• **Work to complete**
Write out the records below once more, exactly as they stand.

A run of records:
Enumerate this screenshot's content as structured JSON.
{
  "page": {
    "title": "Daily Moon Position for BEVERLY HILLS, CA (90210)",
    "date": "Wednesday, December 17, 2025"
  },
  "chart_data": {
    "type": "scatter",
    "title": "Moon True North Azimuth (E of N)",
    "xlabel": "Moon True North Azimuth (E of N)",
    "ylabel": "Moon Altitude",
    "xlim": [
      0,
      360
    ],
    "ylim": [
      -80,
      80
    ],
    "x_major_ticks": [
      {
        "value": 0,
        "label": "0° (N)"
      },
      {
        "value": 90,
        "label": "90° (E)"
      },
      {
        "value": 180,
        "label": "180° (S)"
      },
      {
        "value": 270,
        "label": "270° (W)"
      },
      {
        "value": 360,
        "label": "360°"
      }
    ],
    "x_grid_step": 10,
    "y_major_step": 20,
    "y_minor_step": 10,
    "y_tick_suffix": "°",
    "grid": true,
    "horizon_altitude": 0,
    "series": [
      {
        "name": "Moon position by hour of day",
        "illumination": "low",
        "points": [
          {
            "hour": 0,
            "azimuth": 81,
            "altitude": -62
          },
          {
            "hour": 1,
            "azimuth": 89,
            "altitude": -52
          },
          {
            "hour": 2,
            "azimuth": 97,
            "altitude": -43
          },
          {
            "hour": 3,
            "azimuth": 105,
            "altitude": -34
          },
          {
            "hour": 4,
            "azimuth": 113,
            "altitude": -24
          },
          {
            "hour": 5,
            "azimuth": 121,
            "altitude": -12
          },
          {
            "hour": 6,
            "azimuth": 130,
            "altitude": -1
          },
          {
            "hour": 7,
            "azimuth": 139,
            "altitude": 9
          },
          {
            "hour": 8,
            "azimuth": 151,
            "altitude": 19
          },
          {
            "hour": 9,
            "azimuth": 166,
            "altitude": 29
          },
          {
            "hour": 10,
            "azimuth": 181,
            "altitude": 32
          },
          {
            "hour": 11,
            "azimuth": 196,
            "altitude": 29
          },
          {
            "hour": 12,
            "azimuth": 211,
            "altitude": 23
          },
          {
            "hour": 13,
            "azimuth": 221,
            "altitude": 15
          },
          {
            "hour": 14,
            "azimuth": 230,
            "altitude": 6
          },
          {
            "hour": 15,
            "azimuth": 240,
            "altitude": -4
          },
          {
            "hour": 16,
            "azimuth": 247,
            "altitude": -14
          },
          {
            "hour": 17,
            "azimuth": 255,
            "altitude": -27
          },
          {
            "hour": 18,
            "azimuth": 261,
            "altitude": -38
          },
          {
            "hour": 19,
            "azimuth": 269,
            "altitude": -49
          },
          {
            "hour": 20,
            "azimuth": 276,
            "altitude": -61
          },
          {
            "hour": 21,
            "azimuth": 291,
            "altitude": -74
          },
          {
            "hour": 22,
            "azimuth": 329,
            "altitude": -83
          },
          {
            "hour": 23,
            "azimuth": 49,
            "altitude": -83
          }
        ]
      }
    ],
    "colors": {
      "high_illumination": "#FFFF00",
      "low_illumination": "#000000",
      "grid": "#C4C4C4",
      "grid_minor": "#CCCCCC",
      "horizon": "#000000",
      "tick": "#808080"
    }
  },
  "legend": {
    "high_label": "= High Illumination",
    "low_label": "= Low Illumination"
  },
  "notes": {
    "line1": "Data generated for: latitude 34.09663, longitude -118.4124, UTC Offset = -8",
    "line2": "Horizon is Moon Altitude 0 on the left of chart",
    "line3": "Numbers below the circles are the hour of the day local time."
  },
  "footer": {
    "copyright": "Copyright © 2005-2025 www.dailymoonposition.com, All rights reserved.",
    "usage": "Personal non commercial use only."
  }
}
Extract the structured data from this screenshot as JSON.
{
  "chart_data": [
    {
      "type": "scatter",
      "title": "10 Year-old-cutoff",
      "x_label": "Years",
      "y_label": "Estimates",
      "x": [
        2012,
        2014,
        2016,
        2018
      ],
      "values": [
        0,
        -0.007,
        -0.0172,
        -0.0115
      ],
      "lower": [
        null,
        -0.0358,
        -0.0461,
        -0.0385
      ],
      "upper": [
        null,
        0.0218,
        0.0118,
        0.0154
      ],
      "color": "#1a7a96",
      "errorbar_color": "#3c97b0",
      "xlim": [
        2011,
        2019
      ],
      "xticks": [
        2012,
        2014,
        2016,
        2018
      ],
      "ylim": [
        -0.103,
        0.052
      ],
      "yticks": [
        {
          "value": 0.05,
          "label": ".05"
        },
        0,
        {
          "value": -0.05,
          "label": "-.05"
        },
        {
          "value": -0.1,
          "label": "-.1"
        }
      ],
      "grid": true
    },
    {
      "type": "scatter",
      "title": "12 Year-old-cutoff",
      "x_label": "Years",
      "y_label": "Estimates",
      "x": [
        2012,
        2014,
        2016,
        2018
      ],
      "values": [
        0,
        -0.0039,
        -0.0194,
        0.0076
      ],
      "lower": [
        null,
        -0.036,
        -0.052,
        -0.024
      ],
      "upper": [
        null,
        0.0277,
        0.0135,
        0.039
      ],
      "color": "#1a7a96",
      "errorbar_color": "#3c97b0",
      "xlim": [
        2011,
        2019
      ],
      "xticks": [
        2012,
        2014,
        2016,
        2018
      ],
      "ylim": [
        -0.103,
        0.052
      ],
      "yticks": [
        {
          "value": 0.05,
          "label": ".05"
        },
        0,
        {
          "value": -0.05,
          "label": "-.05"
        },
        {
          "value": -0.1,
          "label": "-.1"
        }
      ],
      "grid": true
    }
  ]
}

• **Finished exercise**
Enumerate this screenshot's content as structured JSON.
{
  "page": {
    "title": "Daily Moon Position for BEVERLY HILLS, CA (90210)",
    "date": "Wednesday, December 17, 2025"
  },
  "chart_data": {
    "type": "scatter",
    "title": "Moon True North Azimuth (E of N)",
    "xlabel": "Moon True North Azimuth (E of N)",
    "ylabel": "Moon Altitude",
    "xlim": [
      0,
      360
    ],
    "ylim": [
      -80,
      80
    ],
    "x_major_ticks": [
      {
        "value": 0,
        "label": "0° (N)"
      },
      {
        "value": 90,
        "label": "90° (E)"
      },
      {
        "value": 180,
        "label": "180° (S)"
      },
      {
        "value": 270,
        "label": "270° (W)"
      },
      {
        "value": 360,
        "label": "360°"
      }
    ],
    "x_grid_step": 10,
    "y_major_step": 20,
    "y_minor_step": 10,
    "y_tick_suffix": "°",
    "grid": true,
    "horizon_altitude": 0,
    "series": [
      {
        "name": "Moon position by hour of day",
        "illumination": "low",
        "points": [
          {
            "hour": 0,
            "azimuth": 81,
            "altitude": -62
          },
          {
            "hour": 1,
            "azimuth": 89,
            "altitude": -52
          },
          {
            "hour": 2,
            "azimuth": 97,
            "altitude": -43
          },
          {
            "hour": 3,
            "azimuth": 105,
            "altitude": -34
          },
          {
            "hour": 4,
            "azimuth": 113,
            "altitude": -24
          },
          {
            "hour": 5,
            "azimuth": 121,
            "altitude": -12
          },
          {
            "hour": 6,
            "azimuth": 130,
            "altitude": -1
          },
          {
            "hour": 7,
            "azimuth": 139,
            "altitude": 9
          },
          {
            "hour": 8,
            "azimuth": 151,
            "altitude": 19
          },
          {
            "hour": 9,
            "azimuth": 166,
            "altitude": 29
          },
          {
            "hour": 10,
            "azimuth": 181,
            "altitude": 32
          },
          {
            "hour": 11,
            "azimuth": 196,
            "altitude": 29
          },
          {
            "hour": 12,
            "azimuth": 211,
            "altitude": 23
          },
          {
            "hour": 13,
            "azimuth": 221,
            "altitude": 15
          },
          {
            "hour": 14,
            "azimuth": 230,
            "altitude": 6
          },
          {
            "hour": 15,
            "azimuth": 240,
            "altitude": -4
          },
          {
            "hour": 16,
            "azimuth": 247,
            "altitude": -14
          },
          {
            "hour": 17,
            "azimuth": 255,
            "altitude": -27
          },
          {
            "hour": 18,
            "azimuth": 261,
            "altitude": -38
          },
          {
            "hour": 19,
            "azimuth": 269,
            "altitude": -49
          },
          {
            "hour": 20,
            "azimuth": 276,
            "altitude": -61
          },
          {
            "hour": 21,
            "azimuth": 291,
            "altitude": -74
          },
          {
            "hour": 22,
            "azimuth": 329,
            "altitude": -83
          },
          {
            "hour": 23,
            "azimuth": 49,
            "altitude": -83
          }
        ]
      }
    ],
    "colors": {
      "high_illumination": "#FFFF00",
      "low_illumination": "#000000",
      "grid": "#C4C4C4",
      "grid_minor": "#CCCCCC",
      "horizon": "#000000",
      "tick": "#808080"
    }
  },
  "legend": {
    "high_label": "= High Illumination",
    "low_label": "= Low Illumination"
  },
  "notes": {
    "line1": "Data generated for: latitude 34.09663, longitude -118.4124, UTC Offset = -8",
    "line2": "Horizon is Moon Altitude 0 on the left of chart",
    "line3": "Numbers below the circles are the hour of the day local time."
  },
  "footer": {
    "copyright": "Copyright © 2005-2025 www.dailymoonposition.com, All rights reserved.",
    "usage": "Personal non commercial use only."
  }
}
Extract the structured data from this screenshot as JSON.
{
  "chart_data": [
    {
      "type": "scatter",
      "title": "10 Year-old-cutoff",
      "x_label": "Years",
      "y_label": "Estimates",
      "x": [
        2012,
        2014,
        2016,
        2018
      ],
      "values": [
        0,
        -0.007,
        -0.0172,
        -0.0115
      ],
      "lower": [
        null,
        -0.0358,
        -0.0461,
        -0.0385
      ],
      "upper": [
        null,
        0.0218,
        0.0118,
        0.0154
      ],
      "color": "#1a7a96",
      "errorbar_color": "#3c97b0",
      "xlim": [
        2011,
        2019
      ],
      "xticks": [
        2012,
        2014,
        2016,
        2018
      ],
      "ylim": [
        -0.103,
        0.052
      ],
      "yticks": [
        {
          "value": 0.05,
          "label": ".05"
        },
        0,
        {
          "value": -0.05,
          "label": "-.05"
        },
        {
          "value": -0.1,
          "label": "-.1"
        }
      ],
      "grid": true
    },
    {
      "type": "scatter",
      "title": "12 Year-old-cutoff",
      "x_label": "Years",
      "y_label": "Estimates",
      "x": [
        2012,
        2014,
        2016,
        2018
      ],
      "values": [
        0,
        -0.0039,
        -0.0194,
        0.0076
      ],
      "lower": [
        null,
        -0.036,
        -0.052,
        -0.024
      ],
      "upper": [
        null,
        0.0277,
        0.0135,
        0.039
      ],
      "color": "#1a7a96",
      "errorbar_color": "#3c97b0",
      "xlim": [
        2011,
        2019
      ],
      "xticks": [
        2012,
        2014,
        2016,
        2018
      ],
      "ylim": [
        -0.103,
        0.052
      ],
      "yticks": [
        {
          "value": 0.05,
          "label": ".05"
        },
        0,
        {
          "value": -0.05,
          "label": "-.05"
        },
        {
          "value": -0.1,
          "label": "-.1"
        }
      ],
      "grid": true
    }
  ]
}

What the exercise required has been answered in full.